### Input rows
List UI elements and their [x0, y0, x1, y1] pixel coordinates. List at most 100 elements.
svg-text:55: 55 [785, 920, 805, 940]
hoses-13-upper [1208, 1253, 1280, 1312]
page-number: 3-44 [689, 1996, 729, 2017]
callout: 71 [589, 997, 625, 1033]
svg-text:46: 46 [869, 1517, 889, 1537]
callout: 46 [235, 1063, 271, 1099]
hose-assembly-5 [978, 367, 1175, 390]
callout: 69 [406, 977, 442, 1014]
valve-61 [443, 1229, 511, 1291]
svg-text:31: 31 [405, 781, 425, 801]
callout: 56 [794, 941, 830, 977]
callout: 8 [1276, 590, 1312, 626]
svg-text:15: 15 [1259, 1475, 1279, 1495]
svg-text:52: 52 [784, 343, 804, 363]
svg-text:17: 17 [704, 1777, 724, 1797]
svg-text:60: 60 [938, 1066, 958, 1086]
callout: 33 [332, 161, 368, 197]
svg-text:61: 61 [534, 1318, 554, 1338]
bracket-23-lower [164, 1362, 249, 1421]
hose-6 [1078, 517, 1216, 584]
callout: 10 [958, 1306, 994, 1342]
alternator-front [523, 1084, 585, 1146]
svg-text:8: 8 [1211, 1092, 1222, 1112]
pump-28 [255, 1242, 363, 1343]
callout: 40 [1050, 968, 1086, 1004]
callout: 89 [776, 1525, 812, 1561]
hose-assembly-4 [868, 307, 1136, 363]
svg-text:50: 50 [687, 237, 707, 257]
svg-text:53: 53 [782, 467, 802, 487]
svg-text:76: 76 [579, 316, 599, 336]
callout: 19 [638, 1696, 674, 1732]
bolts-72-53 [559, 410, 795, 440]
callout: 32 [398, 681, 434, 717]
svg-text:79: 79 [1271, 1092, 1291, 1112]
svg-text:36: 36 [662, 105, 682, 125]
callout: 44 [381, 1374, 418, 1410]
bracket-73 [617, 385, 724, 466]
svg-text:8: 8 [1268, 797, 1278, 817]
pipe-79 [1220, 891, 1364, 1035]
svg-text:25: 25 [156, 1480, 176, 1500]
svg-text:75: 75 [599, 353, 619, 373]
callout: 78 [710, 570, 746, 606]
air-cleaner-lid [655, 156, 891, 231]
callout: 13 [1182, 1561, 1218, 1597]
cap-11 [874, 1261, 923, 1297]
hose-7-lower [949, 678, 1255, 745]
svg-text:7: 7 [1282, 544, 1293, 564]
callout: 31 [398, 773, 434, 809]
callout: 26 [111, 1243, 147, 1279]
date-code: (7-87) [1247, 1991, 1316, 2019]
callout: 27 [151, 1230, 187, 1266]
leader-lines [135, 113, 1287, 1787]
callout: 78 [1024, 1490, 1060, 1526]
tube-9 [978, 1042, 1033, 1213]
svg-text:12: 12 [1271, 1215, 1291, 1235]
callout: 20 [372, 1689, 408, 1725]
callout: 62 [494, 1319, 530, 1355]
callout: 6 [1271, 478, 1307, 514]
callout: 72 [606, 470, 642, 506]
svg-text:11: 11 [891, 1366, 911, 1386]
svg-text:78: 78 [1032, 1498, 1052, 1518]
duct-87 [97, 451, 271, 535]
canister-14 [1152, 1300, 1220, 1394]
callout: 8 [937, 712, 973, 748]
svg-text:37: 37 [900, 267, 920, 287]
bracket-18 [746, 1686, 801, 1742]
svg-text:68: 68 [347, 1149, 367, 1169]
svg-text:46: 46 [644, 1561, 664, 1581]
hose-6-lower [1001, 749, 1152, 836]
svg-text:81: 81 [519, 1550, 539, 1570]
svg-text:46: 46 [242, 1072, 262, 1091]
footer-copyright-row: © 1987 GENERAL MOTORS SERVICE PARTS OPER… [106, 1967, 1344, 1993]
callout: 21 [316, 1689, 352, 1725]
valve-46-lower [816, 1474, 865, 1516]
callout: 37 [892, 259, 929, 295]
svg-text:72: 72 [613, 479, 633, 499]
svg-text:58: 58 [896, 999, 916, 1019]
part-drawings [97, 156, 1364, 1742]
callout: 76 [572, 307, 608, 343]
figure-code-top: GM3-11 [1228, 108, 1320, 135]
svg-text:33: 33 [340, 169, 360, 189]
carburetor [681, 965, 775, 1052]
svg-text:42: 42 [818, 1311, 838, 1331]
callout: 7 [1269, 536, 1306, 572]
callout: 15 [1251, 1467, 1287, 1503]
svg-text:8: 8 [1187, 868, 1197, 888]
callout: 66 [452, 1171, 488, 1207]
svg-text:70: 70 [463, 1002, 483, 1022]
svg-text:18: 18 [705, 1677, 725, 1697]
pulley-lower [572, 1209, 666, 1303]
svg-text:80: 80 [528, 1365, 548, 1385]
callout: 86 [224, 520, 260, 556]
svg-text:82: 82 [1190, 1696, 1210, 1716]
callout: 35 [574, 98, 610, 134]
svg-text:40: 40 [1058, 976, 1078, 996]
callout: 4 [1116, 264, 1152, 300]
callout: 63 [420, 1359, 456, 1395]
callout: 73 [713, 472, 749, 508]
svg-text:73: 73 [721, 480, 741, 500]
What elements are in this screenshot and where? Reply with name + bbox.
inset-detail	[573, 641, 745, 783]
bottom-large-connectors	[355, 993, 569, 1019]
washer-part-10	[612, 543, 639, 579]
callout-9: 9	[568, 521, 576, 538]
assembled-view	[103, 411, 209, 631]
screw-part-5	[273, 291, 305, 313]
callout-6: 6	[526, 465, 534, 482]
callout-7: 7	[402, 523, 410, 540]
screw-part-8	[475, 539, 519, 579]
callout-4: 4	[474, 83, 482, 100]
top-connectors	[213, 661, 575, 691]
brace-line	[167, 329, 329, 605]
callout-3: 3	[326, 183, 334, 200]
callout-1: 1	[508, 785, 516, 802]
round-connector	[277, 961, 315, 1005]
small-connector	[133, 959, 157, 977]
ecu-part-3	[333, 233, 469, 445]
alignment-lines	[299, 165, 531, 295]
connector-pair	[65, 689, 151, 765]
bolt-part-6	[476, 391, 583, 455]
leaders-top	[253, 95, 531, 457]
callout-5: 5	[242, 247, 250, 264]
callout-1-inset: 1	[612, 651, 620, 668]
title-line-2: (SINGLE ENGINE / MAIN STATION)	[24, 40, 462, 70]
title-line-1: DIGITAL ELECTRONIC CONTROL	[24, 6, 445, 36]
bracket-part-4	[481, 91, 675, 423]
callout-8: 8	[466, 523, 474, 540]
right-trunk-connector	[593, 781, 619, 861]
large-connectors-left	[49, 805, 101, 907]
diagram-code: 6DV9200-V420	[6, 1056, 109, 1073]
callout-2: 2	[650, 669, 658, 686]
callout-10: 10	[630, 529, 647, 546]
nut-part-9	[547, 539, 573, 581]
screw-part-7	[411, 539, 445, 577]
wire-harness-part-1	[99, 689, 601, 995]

### What you will do
Turn every line of the material above into a JSON list of strings, with one string per line and no blank lines.

### Worked answer
[
  "List UI elements and their [x0, y0, x1, y1] pixel coordinates. List at most 100 elements.",
  "svg-text:55: 55 [785, 920, 805, 940]",
  "hoses-13-upper [1208, 1253, 1280, 1312]",
  "page-number: 3-44 [689, 1996, 729, 2017]",
  "callout: 71 [589, 997, 625, 1033]",
  "svg-text:46: 46 [869, 1517, 889, 1537]",
  "callout: 46 [235, 1063, 271, 1099]",
  "hose-assembly-5 [978, 367, 1175, 390]",
  "callout: 69 [406, 977, 442, 1014]",
  "valve-61 [443, 1229, 511, 1291]",
  "svg-text:31: 31 [405, 781, 425, 801]",
  "callout: 56 [794, 941, 830, 977]",
  "callout: 8 [1276, 590, 1312, 626]",
  "svg-text:15: 15 [1259, 1475, 1279, 1495]",
  "svg-text:52: 52 [784, 343, 804, 363]",
  "svg-text:17: 17 [704, 1777, 724, 1797]",
  "svg-text:60: 60 [938, 1066, 958, 1086]",
  "callout: 33 [332, 161, 368, 197]",
  "svg-text:61: 61 [534, 1318, 554, 1338]",
  "bracket-23-lower [164, 1362, 249, 1421]",
  "hose-6 [1078, 517, 1216, 584]",
  "callout: 10 [958, 1306, 994, 1342]",
  "alternator-front [523, 1084, 585, 1146]",
  "svg-text:8: 8 [1211, 1092, 1222, 1112]",
  "pump-28 [255, 1242, 363, 1343]",
  "callout: 40 [1050, 968, 1086, 1004]",
  "callout: 89 [776, 1525, 812, 1561]",
  "hose-assembly-4 [868, 307, 1136, 363]",
  "svg-text:50: 50 [687, 237, 707, 257]",
  "svg-text:53: 53 [782, 467, 802, 487]",
  "svg-text:76: 76 [579, 316, 599, 336]",
  "callout: 19 [638, 1696, 674, 1732]",
  "bolts-72-53 [559, 410, 795, 440]",
  "callout: 32 [398, 681, 434, 717]",
  "svg-text:79: 79 [1271, 1092, 1291, 1112]",
  "svg-text:36: 36 [662, 105, 682, 125]",
  "callout: 44 [381, 1374, 418, 1410]",
  "bracket-73 [617, 385, 724, 466]",
  "svg-text:8: 8 [1268, 797, 1278, 817]",
  "pipe-79 [1220, 891, 1364, 1035]",
  "svg-text:25: 25 [156, 1480, 176, 1500]",
  "svg-text:75: 75 [599, 353, 619, 373]",
  "callout: 78 [710, 570, 746, 606]",
  "air-cleaner-lid [655, 156, 891, 231]",
  "callout: 13 [1182, 1561, 1218, 1597]",
  "cap-11 [874, 1261, 923, 1297]",
  "hose-7-lower [949, 678, 1255, 745]",
  "svg-text:7: 7 [1282, 544, 1293, 564]",
  "callout: 31 [398, 773, 434, 809]",
  "callout: 26 [111, 1243, 147, 1279]",
  "date-code: (7-87) [1247, 1991, 1316, 2019]",
  "callout: 27 [151, 1230, 187, 1266]",
  "leader-lines [135, 113, 1287, 1787]",
  "callout: 78 [1024, 1490, 1060, 1526]",
  "tube-9 [978, 1042, 1033, 1213]",
  "svg-text:12: 12 [1271, 1215, 1291, 1235]",
  "callout: 20 [372, 1689, 408, 1725]",
  "callout: 62 [494, 1319, 530, 1355]",
  "callout: 6 [1271, 478, 1307, 514]",
  "callout: 72 [606, 470, 642, 506]",
  "svg-text:11: 11 [891, 1366, 911, 1386]",
  "svg-text:78: 78 [1032, 1498, 1052, 1518]",
  "duct-87 [97, 451, 271, 535]",
  "canister-14 [1152, 1300, 1220, 1394]",
  "callout: 8 [937, 712, 973, 748]",
  "svg-text:37: 37 [900, 267, 920, 287]",
  "bracket-18 [746, 1686, 801, 1742]",
  "svg-text:68: 68 [347, 1149, 367, 1169]",
  "svg-text:46: 46 [644, 1561, 664, 1581]",
  "hose-6-lower [1001, 749, 1152, 836]",
  "svg-text:81: 81 [519, 1550, 539, 1570]",
  "svg-text:46: 46 [242, 1072, 262, 1091]",
  "footer-copyright-row: © 1987 GENERAL MOTORS SERVICE PARTS OPER… [106, 1967, 1344, 1993]",
  "callout: 21 [316, 1689, 352, 1725]",
  "valve-46-lower [816, 1474, 865, 1516]",
  "callout: 37 [892, 259, 929, 295]",
  "svg-text:72: 72 [613, 479, 633, 499]",
  "svg-text:58: 58 [896, 999, 916, 1019]",
  "part-drawings [97, 156, 1364, 1742]",
  "callout: 76 [572, 307, 608, 343]",
  "figure-code-top: GM3-11 [1228, 108, 1320, 135]",
  "svg-text:33: 33 [340, 169, 360, 189]",
  "carburetor [681, 965, 775, 1052]",
  "svg-text:42: 42 [818, 1311, 838, 1331]",
  "callout: 7 [1269, 536, 1306, 572]",
  "callout: 15 [1251, 1467, 1287, 1503]",
  "svg-text:8: 8 [1187, 868, 1197, 888]",
  "callout: 66 [452, 1171, 488, 1207]",
  "svg-text:70: 70 [463, 1002, 483, 1022]",
  "svg-text:18: 18 [705, 1677, 725, 1697]",
  "pulley-lower [572, 1209, 666, 1303]",
  "svg-text:80: 80 [528, 1365, 548, 1385]",
  "callout: 86 [224, 520, 260, 556]",
  "svg-text:82: 82 [1190, 1696, 1210, 1716]",
  "callout: 35 [574, 98, 610, 134]",
  "svg-text:40: 40 [1058, 976, 1078, 996]",
  "callout: 4 [1116, 264, 1152, 300]",
  "callout: 63 [420, 1359, 456, 1395]",
  "callout: 73 [713, 472, 749, 508]",
  "svg-text:73: 73 [721, 480, 741, 500]",
  "What elements are in this screenshot and where? Reply with name + bbox.",
  "inset-detail\t[573, 641, 745, 783]",
  "bottom-large-connectors\t[355, 993, 569, 1019]",
  "washer-part-10\t[612, 543, 639, 579]",
  "callout-9: 9\t[568, 521, 576, 538]",
  "assembled-view\t[103, 411, 209, 631]",
  "screw-part-5\t[273, 291, 305, 313]",
  "callout-6: 6\t[526, 465, 534, 482]",
  "callout-7: 7\t[402, 523, 410, 540]",
  "screw-part-8\t[475, 539, 519, 579]",
  "callout-4: 4\t[474, 83, 482, 100]",
  "top-connectors\t[213, 661, 575, 691]",
  "brace-line\t[167, 329, 329, 605]",
  "callout-3: 3\t[326, 183, 334, 200]",
  "callout-1: 1\t[508, 785, 516, 802]",
  "round-connector\t[277, 961, 315, 1005]",
  "small-connector\t[133, 959, 157, 977]",
  "ecu-part-3\t[333, 233, 469, 445]",
  "alignment-lines\t[299, 165, 531, 295]",
  "connector-pair\t[65, 689, 151, 765]",
  "bolt-part-6\t[476, 391, 583, 455]",
  "leaders-top\t[253, 95, 531, 457]",
  "callout-5: 5\t[242, 247, 250, 264]",
  "callout-1-inset: 1\t[612, 651, 620, 668]",
  "title-line-2: (SINGLE ENGINE / MAIN STATION)\t[24, 40, 462, 70]",
  "title-line-1: DIGITAL ELECTRONIC CONTROL\t[24, 6, 445, 36]",
  "bracket-part-4\t[481, 91, 675, 423]",
  "callout-8: 8\t[466, 523, 474, 540]",
  "right-trunk-connector\t[593, 781, 619, 861]",
  "large-connectors-left\t[49, 805, 101, 907]",
  "diagram-code: 6DV9200-V420\t[6, 1056, 109, 1073]",
  "callout-2: 2\t[650, 669, 658, 686]",
  "callout-10: 10\t[630, 529, 647, 546]",
  "nut-part-9\t[547, 539, 573, 581]",
  "screw-part-7\t[411, 539, 445, 577]",
  "wire-harness-part-1\t[99, 689, 601, 995]"
]